───── PROVIDED DATA

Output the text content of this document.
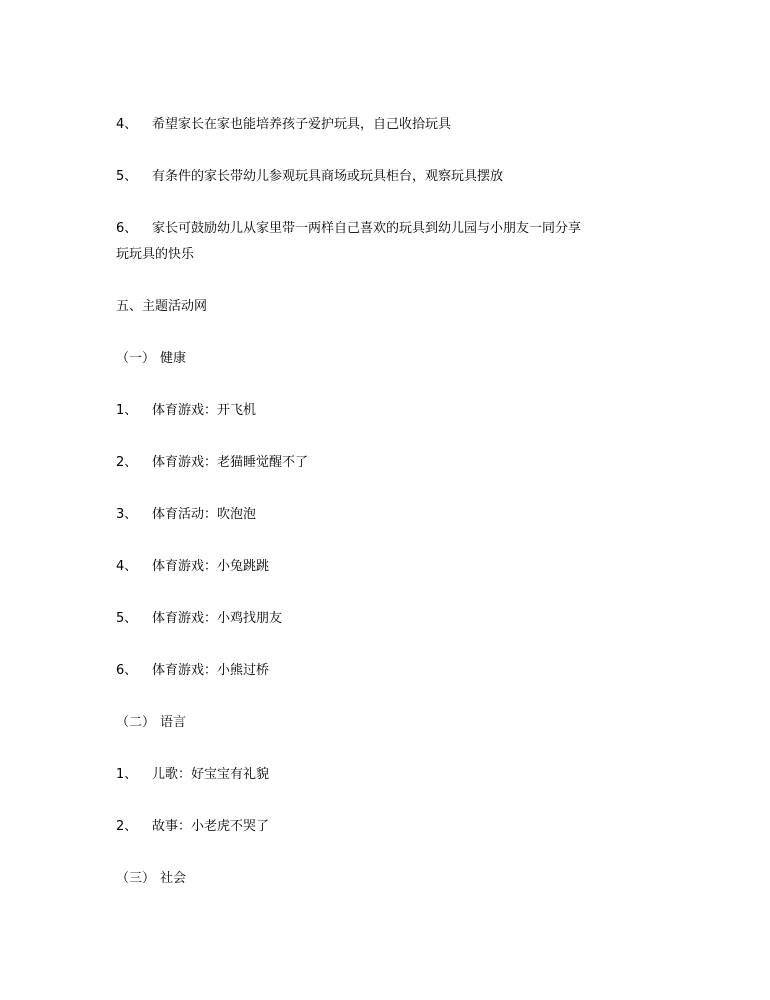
4、 希望家长在家也能培养孩子爱护玩具，自己收拾玩具
5、 有条件的家长带幼儿参观玩具商场或玩具柜台，观察玩具摆放
6、 家长可鼓励幼儿从家里带一两样自己喜欢的玩具到幼儿园与小朋友一同分享
玩玩具的快乐
五、主题活动网
（一） 健康
1、 体育游戏：开飞机
2、 体育游戏：老猫睡觉醒不了
3、 体育活动：吹泡泡
4、 体育游戏：小兔跳跳
5、 体育游戏：小鸡找朋友
6、 体育游戏：小熊过桥
（二） 语言
1、 儿歌：好宝宝有礼貌
2、 故事：小老虎不哭了
（三） 社会
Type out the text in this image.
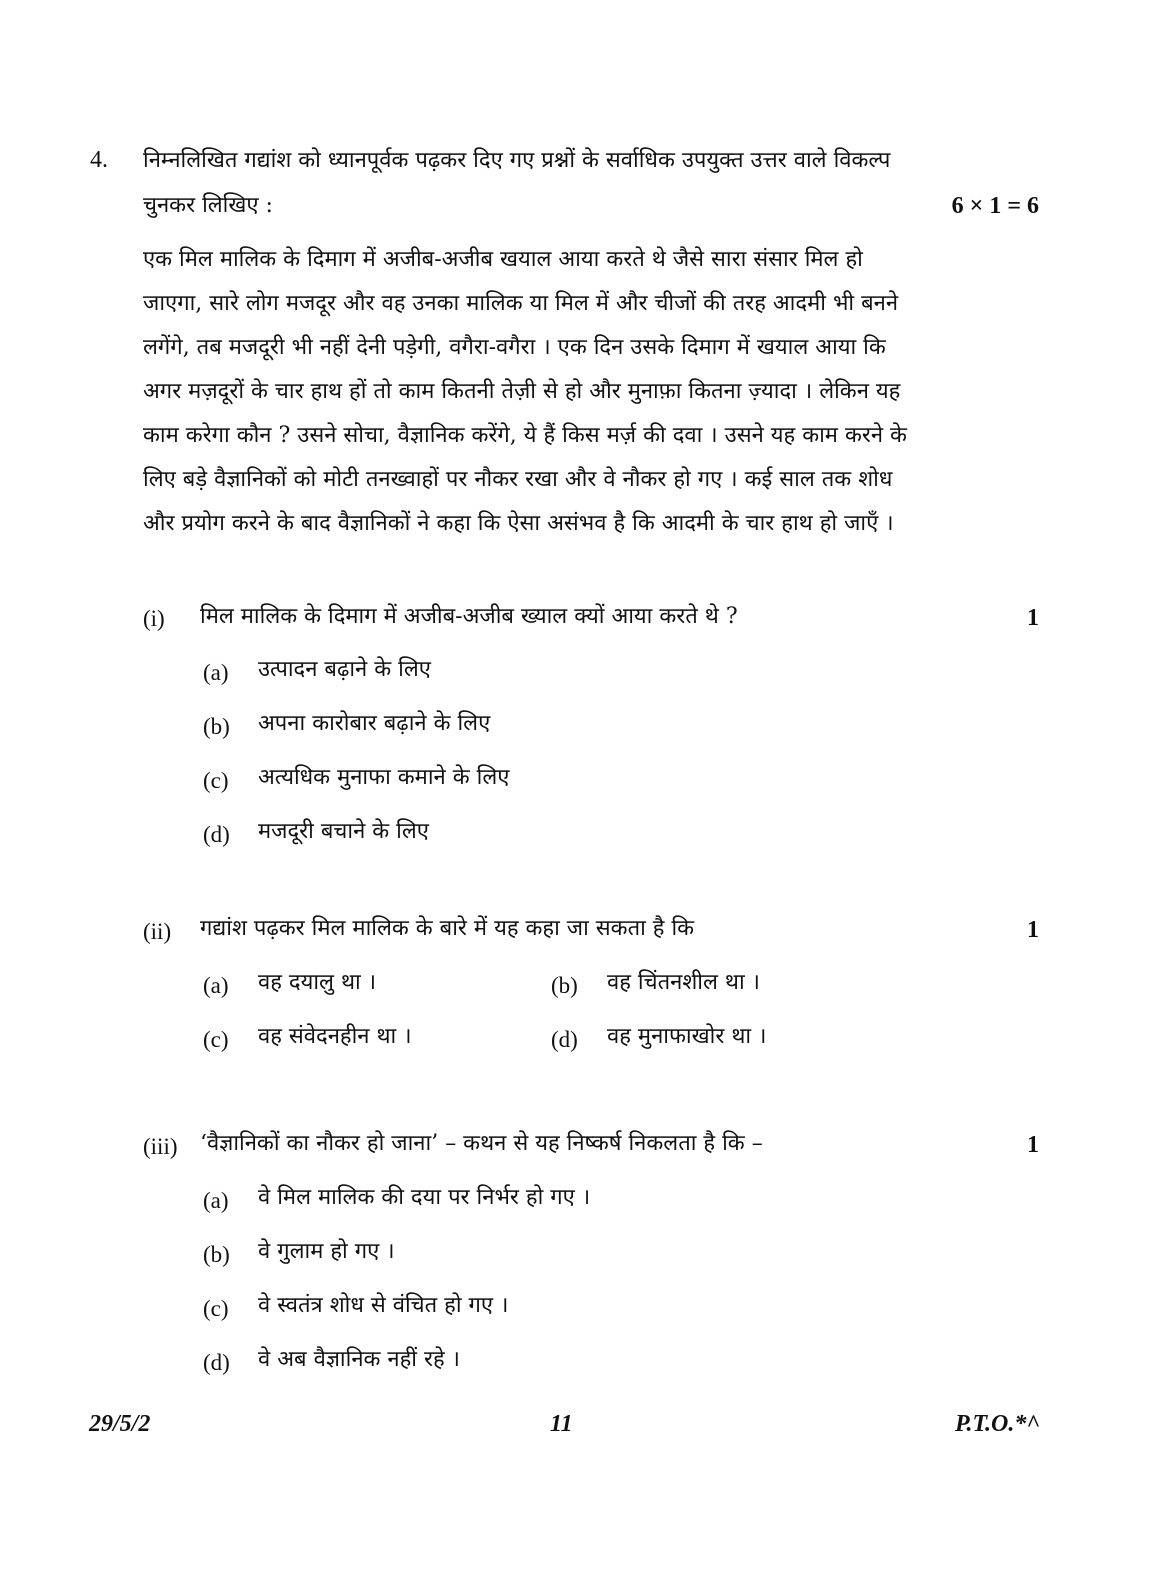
4. निम्नलिखित गद्यांश को ध्यानपूर्वक पढ़कर दिए गए प्रश्नों के सर्वाधिक उपयुक्त उत्तर वाले विकल्प
चुनकर लिखिए :	6 × 1 = 6
एक मिल मालिक के दिमाग में अजीब-अजीब खयाल आया करते थे जैसे सारा संसार मिल हो
जाएगा, सारे लोग मजदूर और वह उनका मालिक या मिल में और चीजों की तरह आदमी भी बनने
लगेंगे, तब मजदूरी भी नहीं देनी पड़ेगी, वगैरा-वगैरा । एक दिन उसके दिमाग में खयाल आया कि
अगर मज़दूरों के चार हाथ हों तो काम कितनी तेज़ी से हो और मुनाफ़ा कितना ज़्यादा । लेकिन यह
काम करेगा कौन ? उसने सोचा, वैज्ञानिक करेंगे, ये हैं किस मर्ज़ की दवा । उसने यह काम करने के
लिए बड़े वैज्ञानिकों को मोटी तनख्वाहों पर नौकर रखा और वे नौकर हो गए । कई साल तक शोध
और प्रयोग करने के बाद वैज्ञानिकों ने कहा कि ऐसा असंभव है कि आदमी के चार हाथ हो जाएँ ।
(i) मिल मालिक के दिमाग में अजीब-अजीब ख्याल क्यों आया करते थे ?	1
(a) उत्पादन बढ़ाने के लिए
(b) अपना कारोबार बढ़ाने के लिए
(c) अत्यधिक मुनाफा कमाने के लिए
(d) मजदूरी बचाने के लिए
(ii) गद्यांश पढ़कर मिल मालिक के बारे में यह कहा जा सकता है कि	1
(a) वह दयालु था ।	(b) वह चिंतनशील था ।
(c) वह संवेदनहीन था ।	(d) वह मुनाफाखोर था ।
(iii) ‘वैज्ञानिकों का नौकर हो जाना’ – कथन से यह निष्कर्ष निकलता है कि –	1
(a) वे मिल मालिक की दया पर निर्भर हो गए ।
(b) वे गुलाम हो गए ।
(c) वे स्वतंत्र शोध से वंचित हो गए ।
(d) वे अब वैज्ञानिक नहीं रहे ।
29/5/2	11	P.T.O.*^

──────────

- _EXERCISE DESCRIPTION_: Locate the word "体育游戏" in the entries, and copy every line where it is found.

- _ANSWER FOR THE TASK_:
1、 体育游戏：开飞机
2、 体育游戏：老猫睡觉醒不了
4、 体育游戏：小兔跳跳
5、 体育游戏：小鸡找朋友
6、 体育游戏：小熊过桥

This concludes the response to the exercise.